*OBJECTIVE*
Answer with nothing but a number: how many lines include the word "services"?

*DATA EXCERPTS*
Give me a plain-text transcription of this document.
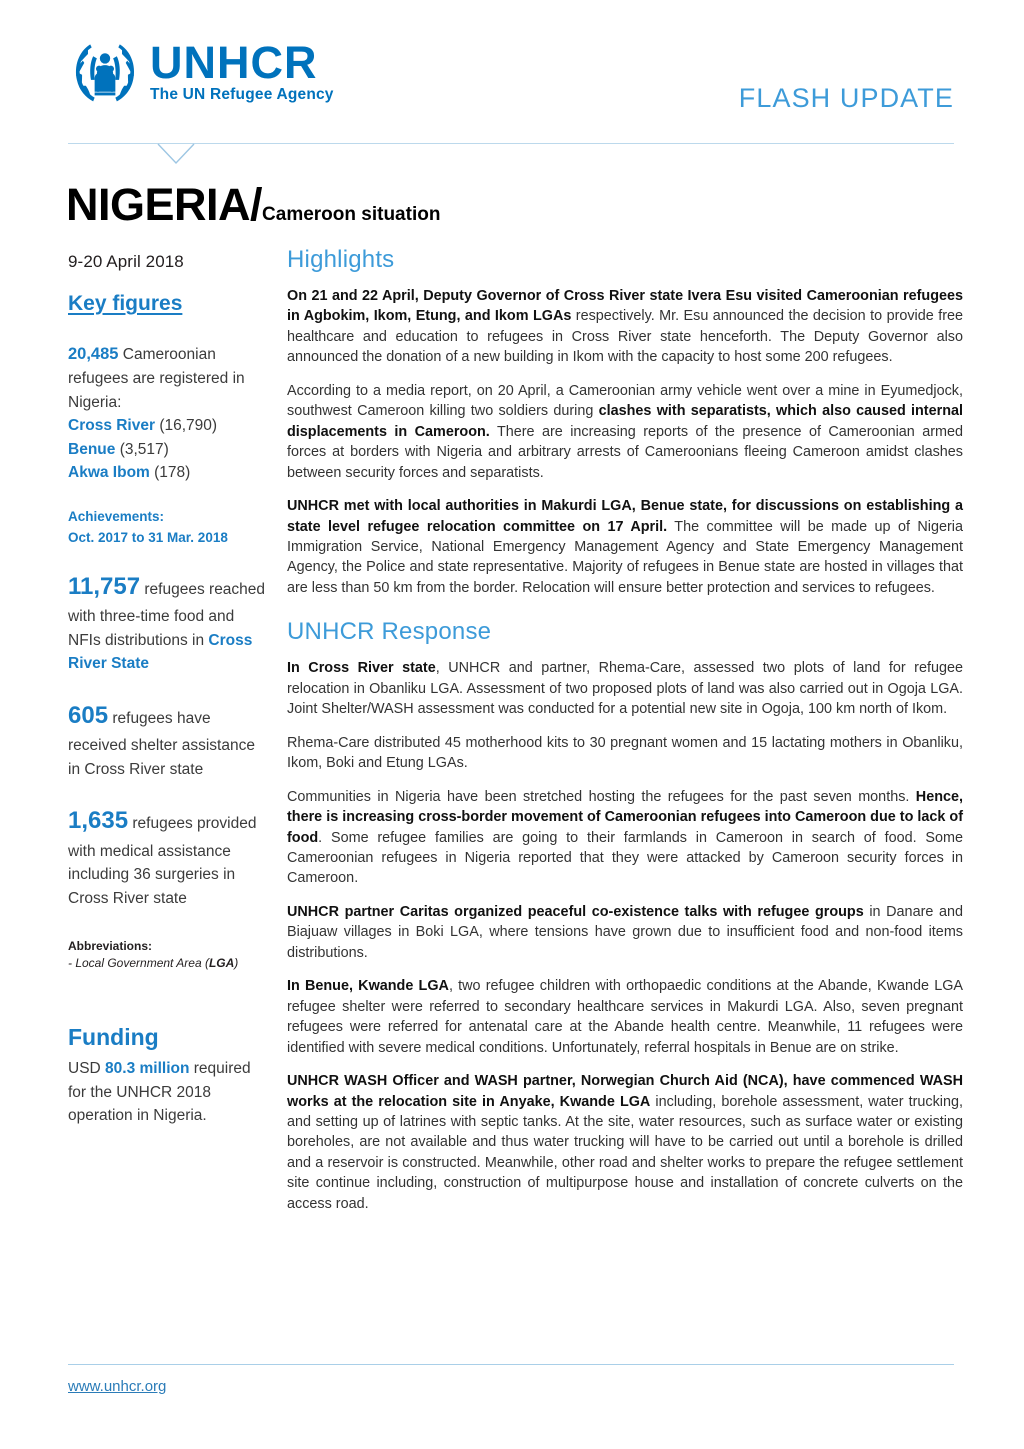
UNHCR
The UN Refugee Agency	FLASH UPDATE
NIGERIA/Cameroon situation
9-20 April 2018
Key figures
20,485 Cameroonian refugees are registered in Nigeria:
Cross River (16,790)
Benue (3,517)
Akwa Ibom (178)
Achievements:
Oct. 2017 to 31 Mar. 2018
11,757 refugees reached with three-time food and NFIs distributions in Cross River State
605 refugees have received shelter assistance in Cross River state
1,635 refugees provided with medical assistance including 36 surgeries in Cross River state
Abbreviations:
- Local Government Area (LGA)
Funding
USD 80.3 million required for the UNHCR 2018 operation in Nigeria.
Highlights

On 21 and 22 April, Deputy Governor of Cross River state Ivera Esu visited Cameroonian refugees in Agbokim, Ikom, Etung, and Ikom LGAs respectively. Mr. Esu announced the decision to provide free healthcare and education to refugees in Cross River state henceforth. The Deputy Governor also announced the donation of a new building in Ikom with the capacity to host some 200 refugees.

According to a media report, on 20 April, a Cameroonian army vehicle went over a mine in Eyumedjock, southwest Cameroon killing two soldiers during clashes with separatists, which also caused internal displacements in Cameroon. There are increasing reports of the presence of Cameroonian armed forces at borders with Nigeria and arbitrary arrests of Cameroonians fleeing Cameroon amidst clashes between security forces and separatists.

UNHCR met with local authorities in Makurdi LGA, Benue state, for discussions on establishing a state level refugee relocation committee on 17 April. The committee will be made up of Nigeria Immigration Service, National Emergency Management Agency and State Emergency Management Agency, the Police and state representative. Majority of refugees in Benue state are hosted in villages that are less than 50 km from the border. Relocation will ensure better protection and services to refugees.

UNHCR Response

In Cross River state, UNHCR and partner, Rhema-Care, assessed two plots of land for refugee relocation in Obanliku LGA. Assessment of two proposed plots of land was also carried out in Ogoja LGA. Joint Shelter/WASH assessment was conducted for a potential new site in Ogoja, 100 km north of Ikom.

Rhema-Care distributed 45 motherhood kits to 30 pregnant women and 15 lactating mothers in Obanliku, Ikom, Boki and Etung LGAs.

Communities in Nigeria have been stretched hosting the refugees for the past seven months. Hence, there is increasing cross-border movement of Cameroonian refugees into Cameroon due to lack of food. Some refugee families are going to their farmlands in Cameroon in search of food. Some Cameroonian refugees in Nigeria reported that they were attacked by Cameroon security forces in Cameroon.

UNHCR partner Caritas organized peaceful co-existence talks with refugee groups in Danare and Biajuaw villages in Boki LGA, where tensions have grown due to insufficient food and non-food items distributions.

In Benue, Kwande LGA, two refugee children with orthopaedic conditions at the Abande, Kwande LGA refugee shelter were referred to secondary healthcare services in Makurdi LGA. Also, seven pregnant refugees were referred for antenatal care at the Abande health centre. Meanwhile, 11 refugees were identified with severe medical conditions. Unfortunately, referral hospitals in Benue are on strike.

UNHCR WASH Officer and WASH partner, Norwegian Church Aid (NCA), have commenced WASH works at the relocation site in Anyake, Kwande LGA including, borehole assessment, water trucking, and setting up of latrines with septic tanks. At the site, water resources, such as surface water or existing boreholes, are not available and thus water trucking will have to be carried out until a borehole is drilled and a reservoir is constructed. Meanwhile, other road and shelter works to prepare the refugee settlement site continue including, construction of multipurpose house and installation of concrete culverts on the access road.

www.unhcr.org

*OUTPUT OF THE EXERCISE*
2